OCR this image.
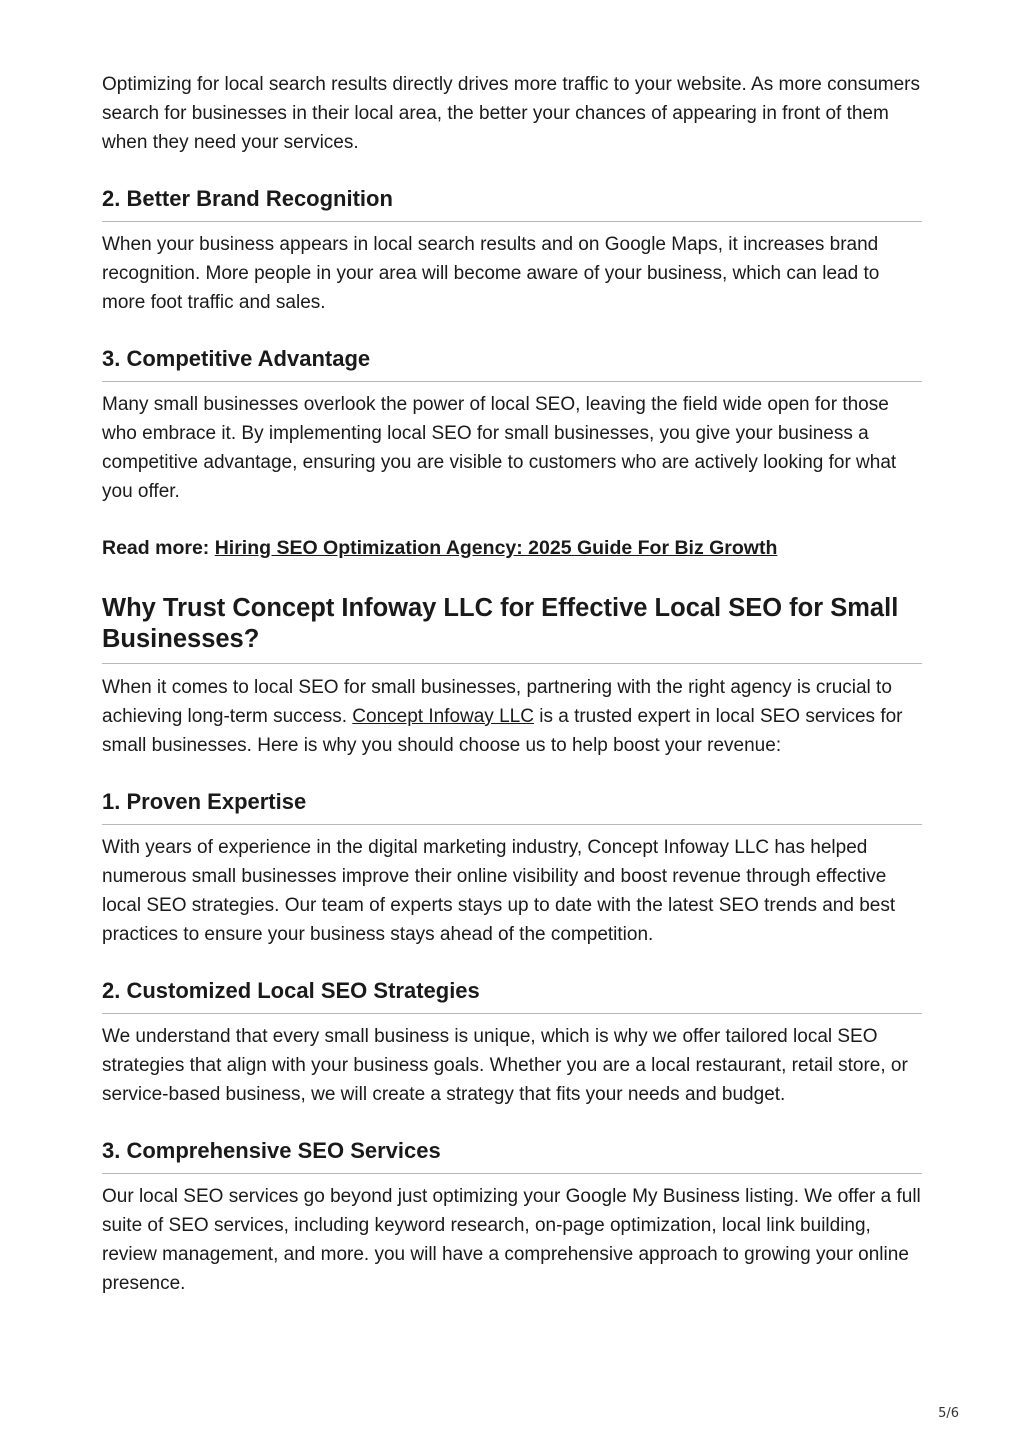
Optimizing for local search results directly drives more traffic to your website. As more consumers search for businesses in their local area, the better your chances of appearing in front of them when they need your services.

2. Better Brand Recognition

When your business appears in local search results and on Google Maps, it increases brand recognition. More people in your area will become aware of your business, which can lead to more foot traffic and sales.

3. Competitive Advantage

Many small businesses overlook the power of local SEO, leaving the field wide open for those who embrace it. By implementing local SEO for small businesses, you give your business a competitive advantage, ensuring you are visible to customers who are actively looking for what you offer.

Read more: Hiring SEO Optimization Agency: 2025 Guide For Biz Growth

Why Trust Concept Infoway LLC for Effective Local SEO for Small Businesses?

When it comes to local SEO for small businesses, partnering with the right agency is crucial to achieving long-term success. Concept Infoway LLC is a trusted expert in local SEO services for small businesses. Here is why you should choose us to help boost your revenue:

1. Proven Expertise

With years of experience in the digital marketing industry, Concept Infoway LLC has helped numerous small businesses improve their online visibility and boost revenue through effective local SEO strategies. Our team of experts stays up to date with the latest SEO trends and best practices to ensure your business stays ahead of the competition.

2. Customized Local SEO Strategies

We understand that every small business is unique, which is why we offer tailored local SEO strategies that align with your business goals. Whether you are a local restaurant, retail store, or service-based business, we will create a strategy that fits your needs and budget.

3. Comprehensive SEO Services

Our local SEO services go beyond just optimizing your Google My Business listing. We offer a full suite of SEO services, including keyword research, on-page optimization, local link building, review management, and more. you will have a comprehensive approach to growing your online presence.

5/6
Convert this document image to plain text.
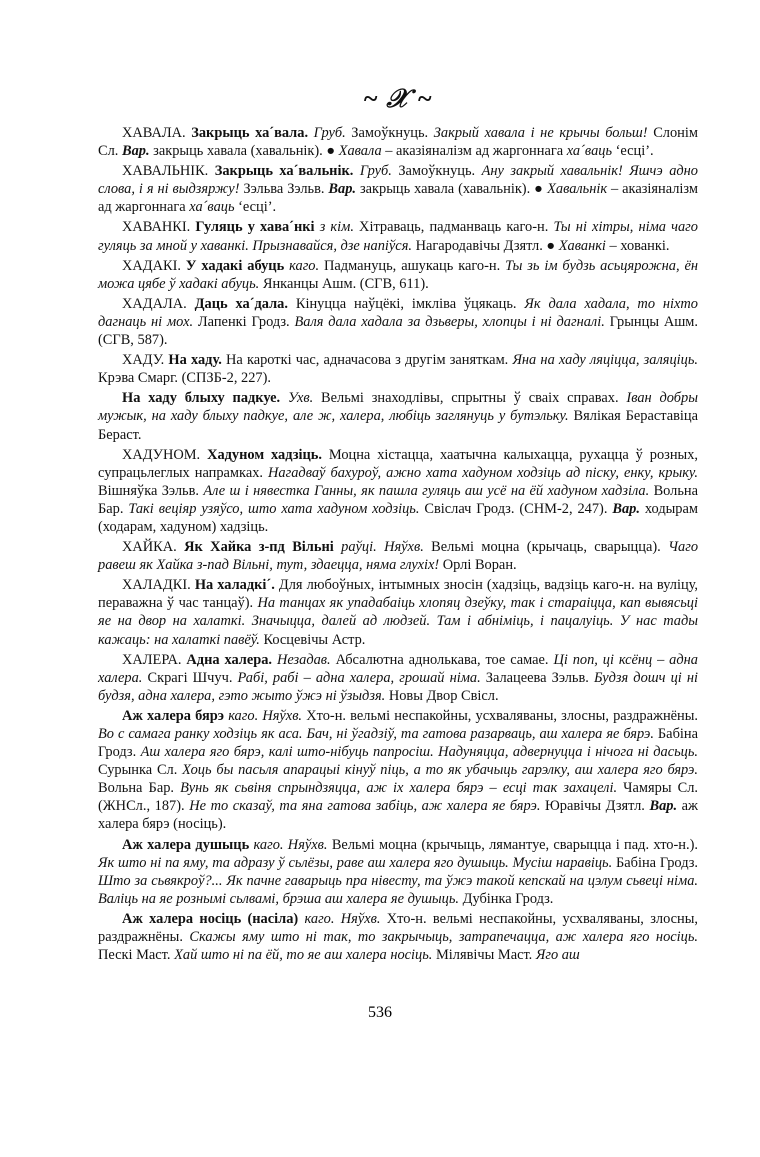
~ 𝒳 ~

ХАВАЛА. Закрыць ха´вала. Груб. Замоўкнуць. Закрый хавала і не крычы больш! Слонім Сл. Вар. закрыць хавала (хавальнік). ● Хавала – аказіяналізм ад жаргоннага ха´ваць ‘есці’.

ХАВАЛЬНІК. Закрыць ха´вальнік. Груб. Замоўкнуць. Ану закрый хавальнік! Яшчэ адно слова, і я ні выдзяржу! Зэльва Зэльв. Вар. закрыць хавала (хавальнік). ● Хавальнік – аказіяналізм ад жаргоннага ха´ваць ‘есці’.

ХАВАНКІ. Гуляць у хава´нкі з кім. Хітраваць, падманваць каго-н. Ты ні хітры, німа чаго гуляць за мной у хаванкі. Прызнавайся, дзе напіўся. Нагародавічы Дзятл. ● Хаванкі – хованкі.

ХАДАКІ. У хадакі абуць каго. Падмануць, ашукаць каго-н. Ты зь ім будзь асьцярожна, ён можа цябе ў хадакі абуць. Янканцы Ашм. (СГВ, 611).

ХАДАЛА. Даць ха´дала. Кінуцца наўцёкі, імкліва ўцякаць. Як дала хадала, то ніхто дагнаць ні мох. Лапенкі Гродз. Валя дала хадала за дзьверы, хлопцы і ні дагналі. Грынцы Ашм. (СГВ, 587).

ХАДУ. На хаду. На кароткі час, адначасова з другім заняткам. Яна на хаду ляціцца, заляціць. Крэва Смарг. (СПЗБ-2, 227).

На хаду блыху падкуе. Ухв. Вельмі знаходлівы, спрытны ў сваіх справах. Іван добры мужык, на хаду блыху падкуе, але ж, халера, любіць заглянуць у бутэльку. Вялікая Бераставіца Бераст.

ХАДУНОМ. Хадуном хадзіць. Моцна хістацца, хаатычна калыхацца, рухацца ў розных, супрацьлеглых напрамках. Нагадваў бахуроў, ажно хата хадуном ходзіць ад піску, енку, крыку. Вішняўка Зэльв. Але ш і нявестка Ганны, як пашла гуляць аш усё на ёй хадуном хадзіла. Вольна Бар. Такі веціяр узяўсо, што хата хадуном ходзіць. Свіслач Гродз. (СНМ-2, 247). Вар. ходырам (ходарам, хадуном) хадзіць.

ХАЙКА. Як Хайка з-пд Вільні раўці. Няўхв. Вельмі моцна (крычаць, сварыцца). Чаго равеш як Хайка з-пад Вільні, тут, здаецца, няма глухіх! Орлі Воран.

ХАЛАДКІ. На халадкі´. Для любоўных, інтымных зносін (хадзіць, вадзіць каго-н. на вуліцу, пераважна ў час танцаў). На танцах як упадабаіць хлопяц дзеўку, так і стараіцца, кап вывясьці яе на двор на халаткі. Значыцца, далей ад людзей. Там і абніміць, і пацалуіць. У нас тады кажаць: на халаткі павёў. Косцевічы Астр.

ХАЛЕРА. Адна халера. Незадав. Абсалютна аднолькава, тое самае. Ці поп, ці ксёнц – адна халера. Скрагі Шчуч. Рабі, рабі – адна халера, грошай німа. Залацеева Зэльв. Будзя дошч ці ні будзя, адна халера, гэто жыто ўжэ ні ўзыдзя. Новы Двор Свісл.

Аж халера бярэ каго. Няўхв. Хто-н. вельмі неспакойны, усхваляваны, злосны, раздражнёны. Во с самага ранку ходзіць як аса. Бач, ні ўгадзіў, та гатова разарваць, аш халера яе бярэ. Бабіна Гродз. Аш халера яго бярэ, калі што-нібуць папросіш. Надуняцца, адвернуцца і нічога ні дасьць. Сурынка Сл. Хоць бы пасьля апарацыі кінуў піць, а то як убачыць гарэлку, аш халера яго бярэ. Вольна Бар. Вунь як сьвіня спрындзяцца, аж іх халера бярэ – есці так захацелі. Чамяры Сл. (ЖНСл., 187). Не то сказаў, та яна гатова забіць, аж халера яе бярэ. Юравічы Дзятл. Вар. аж халера бярэ (носіць).

Аж халера душыць каго. Няўхв. Вельмі моцна (крычыць, лямантуе, сварыцца і пад. хто-н.). Як што ні па яму, та адразу ў сьлёзы, раве аш халера яго душыць. Мусіш наравіць. Бабіна Гродз. Што за сьвякроў?... Як пачне гаварыць пра нівесту, та ўжэ такой кепскай на цэлум сьвеці німа. Валіць на яе рознымі сьлвамі, брэша аш халера яе душыць. Дубінка Гродз.

Аж халера носіць (насіла) каго. Няўхв. Хто-н. вельмі неспакойны, усхваляваны, злосны, раздражнёны. Скажы яму што ні так, то закрычыць, затрапечацца, аж халера яго носіць. Пескі Маст. Хай што ні па ёй, то яе аш халера носіць. Мілявічы Маст. Яго аш

536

WRITTEN TASK -> Search the data above for the word "Google", then gather each line in which it appears.

EXERCISE OUTPUT ->
When your business appears in local search results and on Google Maps, it increases brand recognition. More people in your area will become aware of your business, which can lead to more foot traffic and sales.
Our local SEO services go beyond just optimizing your Google My Business listing. We offer a full suite of SEO services, including keyword research, on-page optimization, local link building, review management, and more. you will have a comprehensive approach to growing your online presence.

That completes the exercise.